• [Request]
In the entries below, how many lines hold the string "gminy"? Give only the number.

• [Supplied entries]
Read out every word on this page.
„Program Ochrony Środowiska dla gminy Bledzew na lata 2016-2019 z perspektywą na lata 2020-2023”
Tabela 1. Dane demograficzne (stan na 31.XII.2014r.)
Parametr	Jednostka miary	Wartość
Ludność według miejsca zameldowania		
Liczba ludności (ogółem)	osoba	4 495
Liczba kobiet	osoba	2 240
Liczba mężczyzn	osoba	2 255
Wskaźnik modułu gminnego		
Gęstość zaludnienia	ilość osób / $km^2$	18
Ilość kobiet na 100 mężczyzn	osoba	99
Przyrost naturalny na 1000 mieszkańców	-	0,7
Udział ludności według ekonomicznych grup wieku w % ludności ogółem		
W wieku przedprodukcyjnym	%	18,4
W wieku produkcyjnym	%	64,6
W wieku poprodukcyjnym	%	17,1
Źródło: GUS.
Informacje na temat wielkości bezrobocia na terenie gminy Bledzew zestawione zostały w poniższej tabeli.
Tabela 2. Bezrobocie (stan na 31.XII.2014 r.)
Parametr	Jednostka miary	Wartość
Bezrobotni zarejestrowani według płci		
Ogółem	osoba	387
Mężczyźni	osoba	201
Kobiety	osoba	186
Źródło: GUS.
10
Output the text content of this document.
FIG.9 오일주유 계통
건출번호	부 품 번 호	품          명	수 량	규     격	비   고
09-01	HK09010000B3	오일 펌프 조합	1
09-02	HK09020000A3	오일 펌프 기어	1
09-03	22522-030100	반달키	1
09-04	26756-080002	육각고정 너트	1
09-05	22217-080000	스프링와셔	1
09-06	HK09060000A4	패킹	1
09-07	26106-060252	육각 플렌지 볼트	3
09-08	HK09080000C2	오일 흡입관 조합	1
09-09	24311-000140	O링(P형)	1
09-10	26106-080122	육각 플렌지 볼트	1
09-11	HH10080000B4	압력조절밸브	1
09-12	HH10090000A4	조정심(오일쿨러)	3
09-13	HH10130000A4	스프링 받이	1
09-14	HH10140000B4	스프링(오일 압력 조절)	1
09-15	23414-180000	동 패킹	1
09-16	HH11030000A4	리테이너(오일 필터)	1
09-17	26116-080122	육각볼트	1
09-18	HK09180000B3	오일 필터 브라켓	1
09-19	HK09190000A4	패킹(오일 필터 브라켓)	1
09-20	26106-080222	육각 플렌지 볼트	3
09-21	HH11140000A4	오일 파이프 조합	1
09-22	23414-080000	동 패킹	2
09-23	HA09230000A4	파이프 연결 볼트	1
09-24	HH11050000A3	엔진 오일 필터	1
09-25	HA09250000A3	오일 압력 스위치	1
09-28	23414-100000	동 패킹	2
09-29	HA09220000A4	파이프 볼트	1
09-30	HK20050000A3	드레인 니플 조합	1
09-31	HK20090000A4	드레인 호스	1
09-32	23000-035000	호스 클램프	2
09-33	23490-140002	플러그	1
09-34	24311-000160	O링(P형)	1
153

• [Solution]
2